■ STATED GOAL:
Output each entry verbatim and exclude every picture from it.
========================================================================
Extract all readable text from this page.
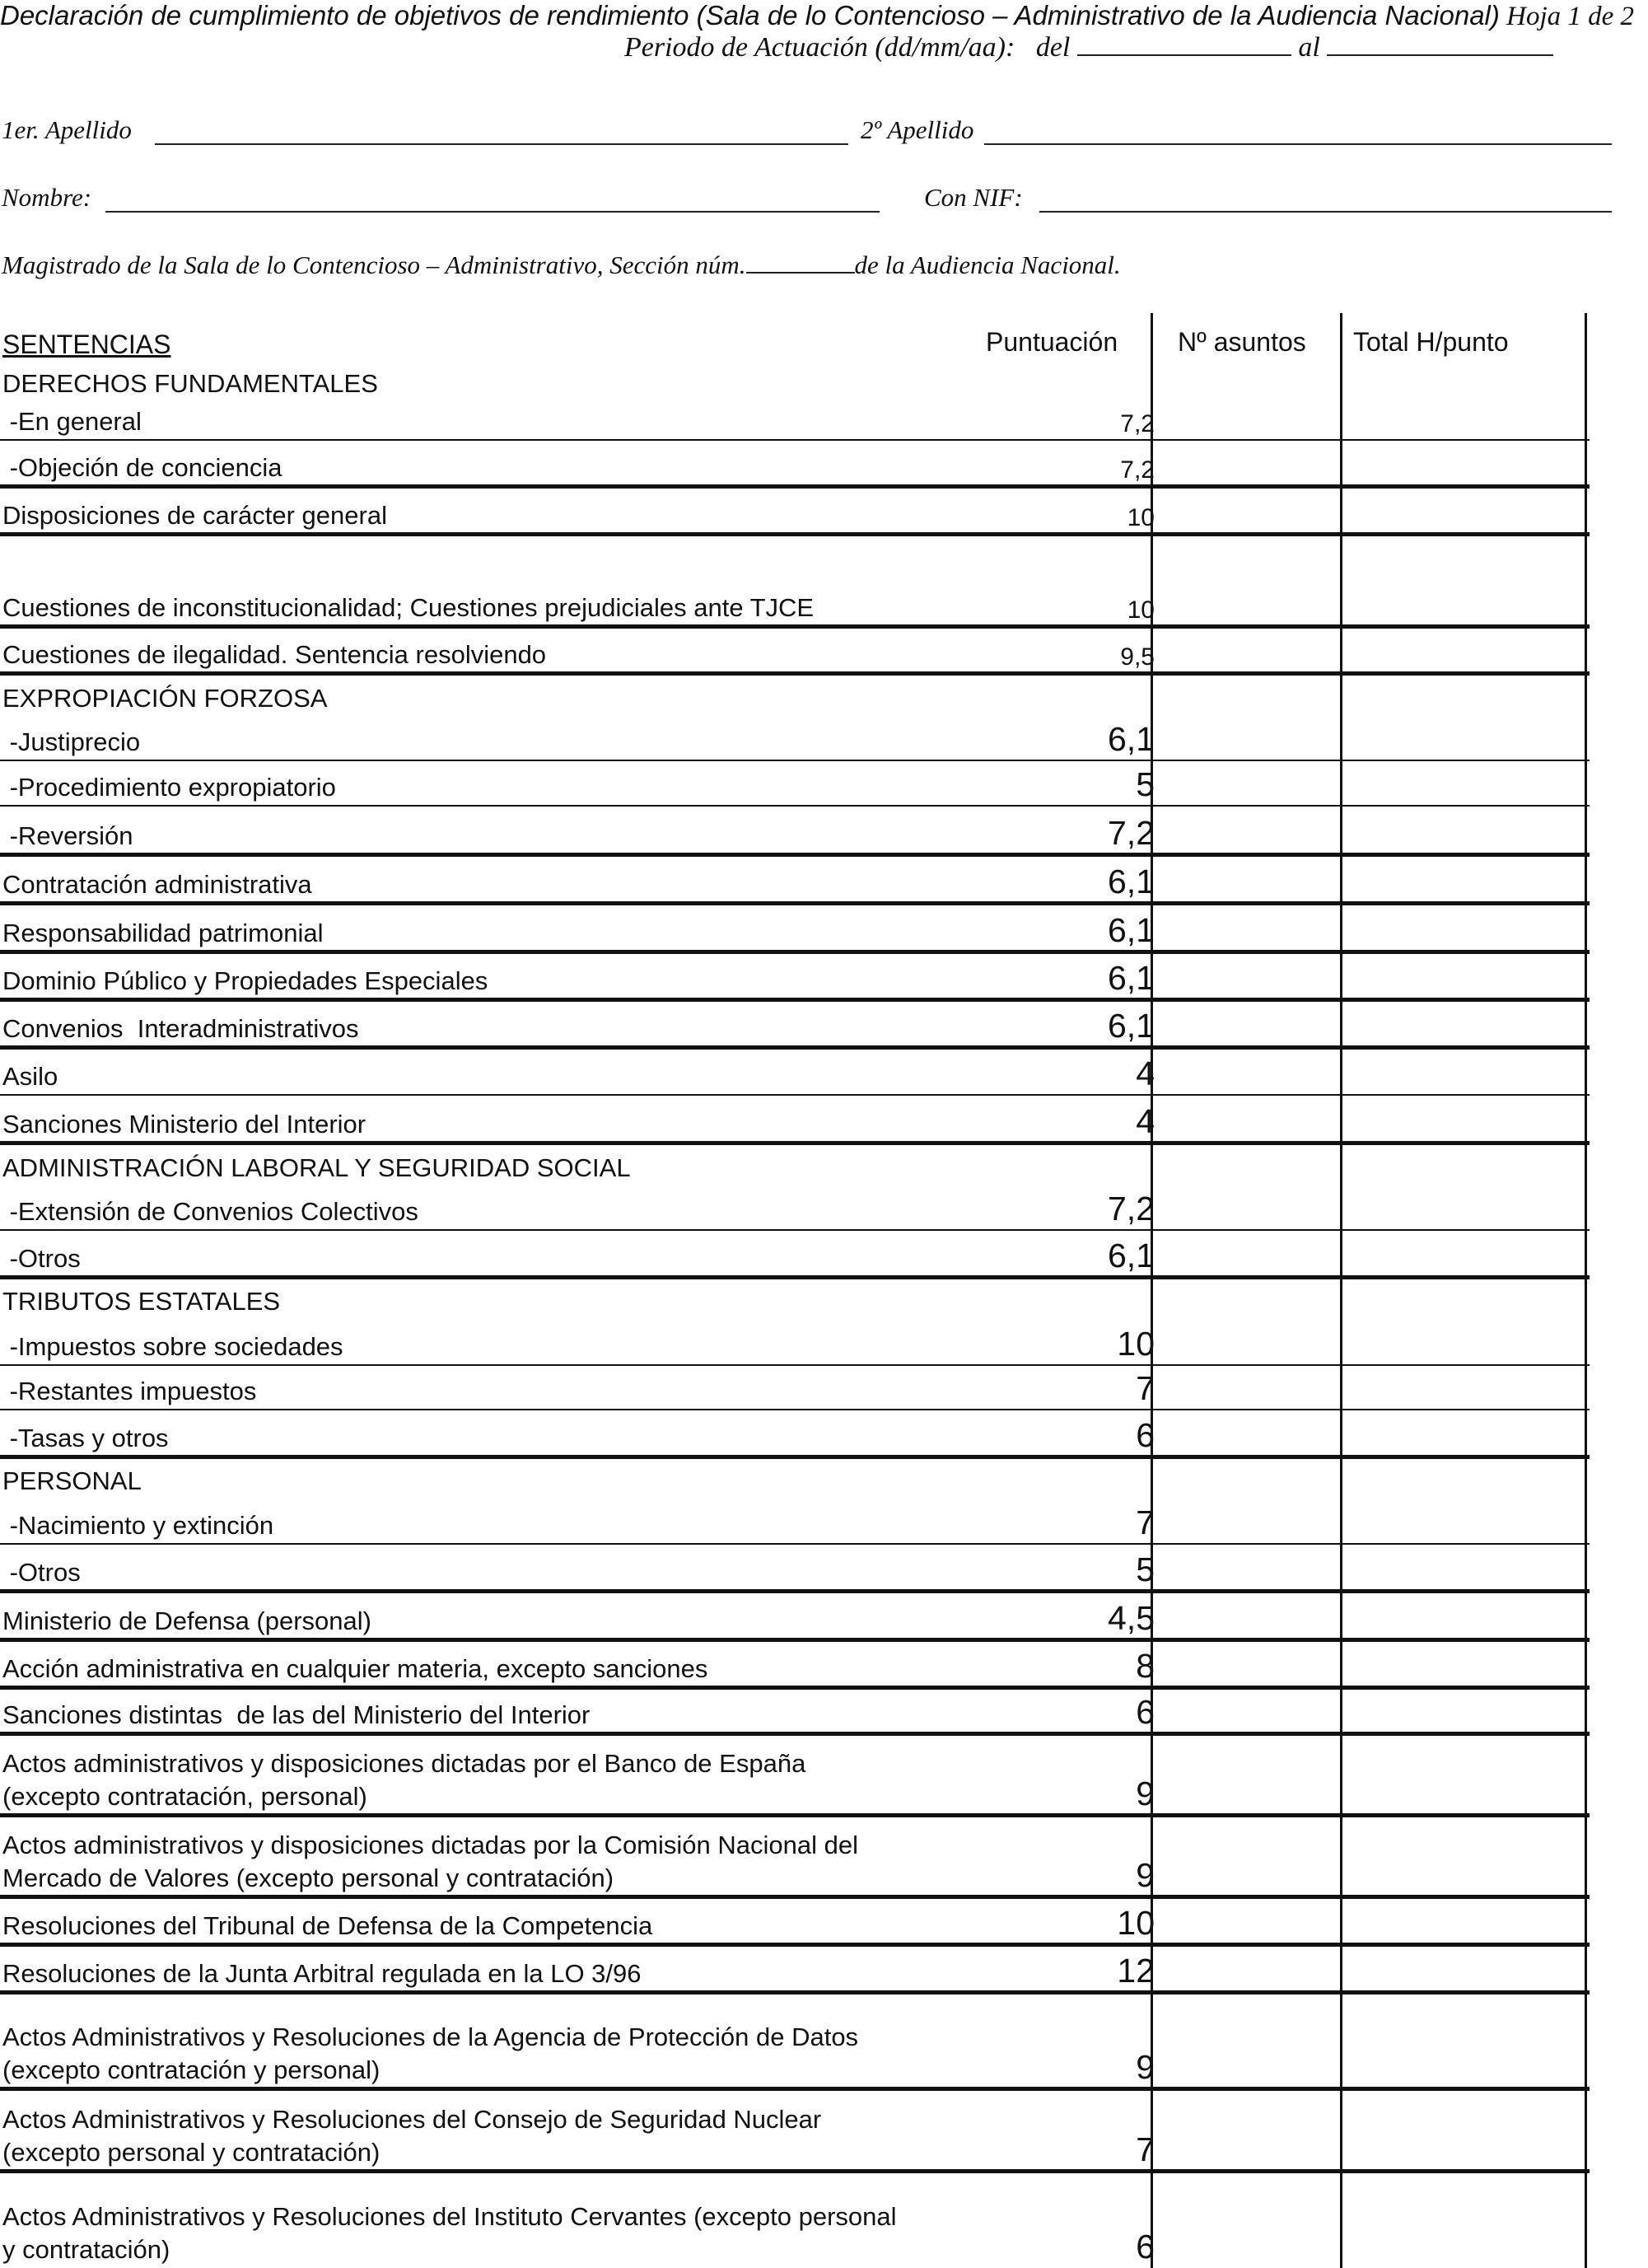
Declaración de cumplimiento de objetivos de rendimiento (Sala de lo Contencioso – Administrativo de la Audiencia Nacional) Hoja 1 de 2
Periodo de Actuación (dd/mm/aa): del	al
1er. Apellido	2º Apellido
Nombre:	Con NIF:
Magistrado de la Sala de lo Contencioso – Administrativo, Sección núm.	de la Audiencia Nacional.
SENTENCIAS	Puntuación Nº asuntos Total H/punto
DERECHOS FUNDAMENTALES
-En general	7,2
-Objeción de conciencia	7,2
Disposiciones de carácter general	10
Cuestiones de inconstitucionalidad; Cuestiones prejudiciales ante TJCE	10
Cuestiones de ilegalidad. Sentencia resolviendo	9,5
EXPROPIACIÓN FORZOSA
-Justiprecio	6,1
-Procedimiento expropiatorio	5
-Reversión	7,2
Contratación administrativa	6,1
Responsabilidad patrimonial	6,1
Dominio Público y Propiedades Especiales	6,1
Convenios  Interadministrativos	6,1
Asilo	4
Sanciones Ministerio del Interior	4
ADMINISTRACIÓN LABORAL Y SEGURIDAD SOCIAL
-Extensión de Convenios Colectivos	7,2
-Otros	6,1
TRIBUTOS ESTATALES
-Impuestos sobre sociedades	10
-Restantes impuestos	7
-Tasas y otros	6
PERSONAL
-Nacimiento y extinción	7
-Otros	5
Ministerio de Defensa (personal)	4,5
Acción administrativa en cualquier materia, excepto sanciones	8
Sanciones distintas  de las del Ministerio del Interior	6
Actos administrativos y disposiciones dictadas por el Banco de España
(excepto contratación, personal)	9
Actos administrativos y disposiciones dictadas por la Comisión Nacional del
Mercado de Valores (excepto personal y contratación)	9
Resoluciones del Tribunal de Defensa de la Competencia	10
Resoluciones de la Junta Arbitral regulada en la LO 3/96	12
Actos Administrativos y Resoluciones de la Agencia de Protección de Datos
(excepto contratación y personal)	9
Actos Administrativos y Resoluciones del Consejo de Seguridad Nuclear
(excepto personal y contratación)	7
Actos Administrativos y Resoluciones del Instituto Cervantes (excepto personal
y contratación)	6
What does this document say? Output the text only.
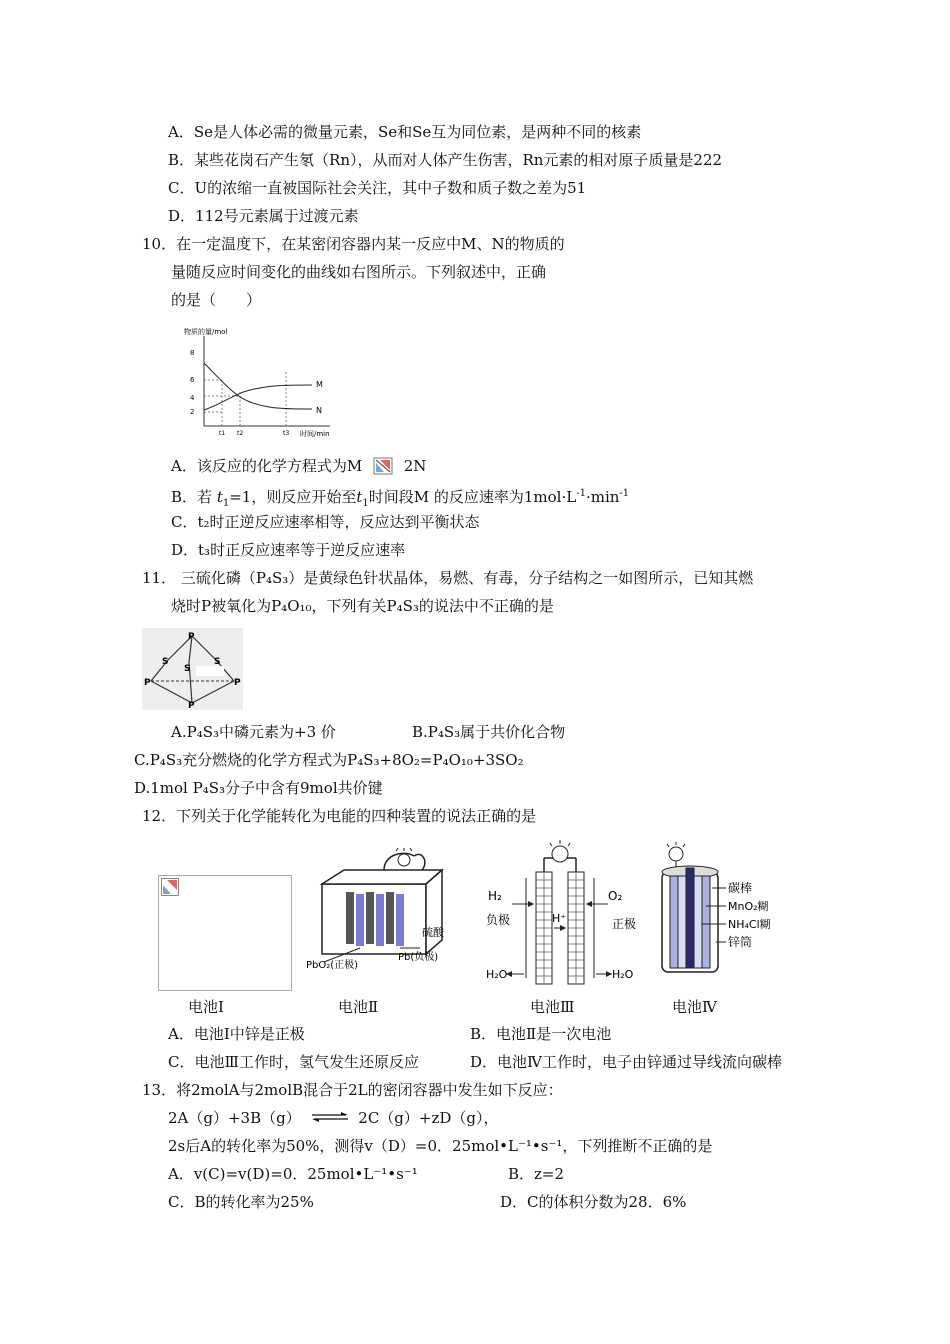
A．Se是人体必需的微量元素，Se和Se互为同位素，是两种不同的核素
B．某些花岗石产生氡（Rn），从而对人体产生伤害，Rn元素的相对原子质量是222
C．U的浓缩一直被国际社会关注，其中子数和质子数之差为51
D．112号元素属于过渡元素
10．在一定温度下，在某密闭容器内某一反应中M、N的物质的
量随反应时间变化的曲线如右图所示。下列叙述中，正确
的是（　　）
物质的量/mol
8
6
4
2
M
N
t1 t2	t3 时间/min
A．该反应的化学方程式为M	2N
B．若 $t_1=1$，则反应开始至$t_1$时间段M 的反应速率为$1mol\cdot L^{-1}\cdot\min^{-1}$
C．t₂时正逆反应速率相等，反应达到平衡状态
D．t₃时正反应速率等于逆反应速率
11． 三硫化磷（P₄S₃）是黄绿色针状晶体，易燃、有毒，分子结构之一如图所示，已知其燃
烧时P被氧化为P₄O₁₀，下列有关P₄S₃的说法中不正确的是
P
S	S
S
P	P
P
A.P₄S₃中磷元素为+3 价	B.P₄S₃属于共价化合物
C.P₄S₃充分燃烧的化学方程式为P₄S₃+8O₂=P₄O₁₀+3SO₂
D.1mol P₄S₃分子中含有9mol共价键
12．下列关于化学能转化为电能的四种装置的说法正确的是
硫酸
PbO₂(正极)
Pb(负极)
H₂	O₂
负极	正极
H⁺
H₂O	H₂O
碳棒
MnO₂糊
NH₄Cl糊
锌筒
电池Ⅰ	电池Ⅱ	电池Ⅲ	电池Ⅳ
A．电池Ⅰ中锌是正极	B．电池Ⅱ是一次电池
C．电池Ⅲ工作时，氢气发生还原反应	D．电池Ⅳ工作时，电子由锌通过导线流向碳棒
13．将2molA与2molB混合于2L的密闭容器中发生如下反应：
2A（g）+3B（g） ⇌ 2C（g）+zD（g），
2s后A的转化率为50%，测得v（D）=0．25mol•L⁻¹•s⁻¹，下列推断不正确的是
A．v(C)=v(D)=0．25mol•L⁻¹•s⁻¹	B．z=2
C．B的转化率为25%	D．C的体积分数为28．6%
========================================================================
■ CORRECT OUTPUT:
Extract all readable text from this page.
Declaración de cumplimiento de objetivos de rendimiento (Sala de lo Contencioso – Administrativo de la Audiencia Nacional) Hoja 1 de 2
Periodo de Actuación (dd/mm/aa): del	al
1er. Apellido	2º Apellido
Nombre:	Con NIF:
Magistrado de la Sala de lo Contencioso – Administrativo, Sección núm.	de la Audiencia Nacional.
SENTENCIAS	Puntuación Nº asuntos Total H/punto
DERECHOS FUNDAMENTALES
-En general	7,2
-Objeción de conciencia	7,2
Disposiciones de carácter general	10
Cuestiones de inconstitucionalidad; Cuestiones prejudiciales ante TJCE	10
Cuestiones de ilegalidad. Sentencia resolviendo	9,5
EXPROPIACIÓN FORZOSA
-Justiprecio	6,1
-Procedimiento expropiatorio	5
-Reversión	7,2
Contratación administrativa	6,1
Responsabilidad patrimonial	6,1
Dominio Público y Propiedades Especiales	6,1
Convenios  Interadministrativos	6,1
Asilo	4
Sanciones Ministerio del Interior	4
ADMINISTRACIÓN LABORAL Y SEGURIDAD SOCIAL
-Extensión de Convenios Colectivos	7,2
-Otros	6,1
TRIBUTOS ESTATALES
-Impuestos sobre sociedades	10
-Restantes impuestos	7
-Tasas y otros	6
PERSONAL
-Nacimiento y extinción	7
-Otros	5
Ministerio de Defensa (personal)	4,5
Acción administrativa en cualquier materia, excepto sanciones	8
Sanciones distintas  de las del Ministerio del Interior	6
Actos administrativos y disposiciones dictadas por el Banco de España
(excepto contratación, personal)	9
Actos administrativos y disposiciones dictadas por la Comisión Nacional del
Mercado de Valores (excepto personal y contratación)	9
Resoluciones del Tribunal de Defensa de la Competencia	10
Resoluciones de la Junta Arbitral regulada en la LO 3/96	12
Actos Administrativos y Resoluciones de la Agencia de Protección de Datos
(excepto contratación y personal)	9
Actos Administrativos y Resoluciones del Consejo de Seguridad Nuclear
(excepto personal y contratación)	7
Actos Administrativos y Resoluciones del Instituto Cervantes (excepto personal
y contratación)	6
What does this document say? Output the text only.
A．Se是人体必需的微量元素，Se和Se互为同位素，是两种不同的核素
B．某些花岗石产生氡（Rn），从而对人体产生伤害，Rn元素的相对原子质量是222
C．U的浓缩一直被国际社会关注，其中子数和质子数之差为51
D．112号元素属于过渡元素
10．在一定温度下，在某密闭容器内某一反应中M、N的物质的
量随反应时间变化的曲线如右图所示。下列叙述中，正确
的是（　　）
物质的量/mol
8
6
4
2
M
N
t1 t2	t3 时间/min
A．该反应的化学方程式为M	2N
B．若 $t_1=1$，则反应开始至$t_1$时间段M 的反应速率为$1mol\cdot L^{-1}\cdot\min^{-1}$
C．t₂时正逆反应速率相等，反应达到平衡状态
D．t₃时正反应速率等于逆反应速率
11． 三硫化磷（P₄S₃）是黄绿色针状晶体，易燃、有毒，分子结构之一如图所示，已知其燃
烧时P被氧化为P₄O₁₀，下列有关P₄S₃的说法中不正确的是
P
S	S
S
P	P
P
A.P₄S₃中磷元素为+3 价	B.P₄S₃属于共价化合物
C.P₄S₃充分燃烧的化学方程式为P₄S₃+8O₂=P₄O₁₀+3SO₂
D.1mol P₄S₃分子中含有9mol共价键
12．下列关于化学能转化为电能的四种装置的说法正确的是
硫酸
PbO₂(正极)
Pb(负极)
H₂	O₂
负极	正极
H⁺
H₂O	H₂O
碳棒
MnO₂糊
NH₄Cl糊
锌筒
电池Ⅰ	电池Ⅱ	电池Ⅲ	电池Ⅳ
A．电池Ⅰ中锌是正极	B．电池Ⅱ是一次电池
C．电池Ⅲ工作时，氢气发生还原反应	D．电池Ⅳ工作时，电子由锌通过导线流向碳棒
13．将2molA与2molB混合于2L的密闭容器中发生如下反应：
2A（g）+3B（g） ⇌ 2C（g）+zD（g），
2s后A的转化率为50%，测得v（D）=0．25mol•L⁻¹•s⁻¹，下列推断不正确的是
A．v(C)=v(D)=0．25mol•L⁻¹•s⁻¹	B．z=2
C．B的转化率为25%	D．C的体积分数为28．6%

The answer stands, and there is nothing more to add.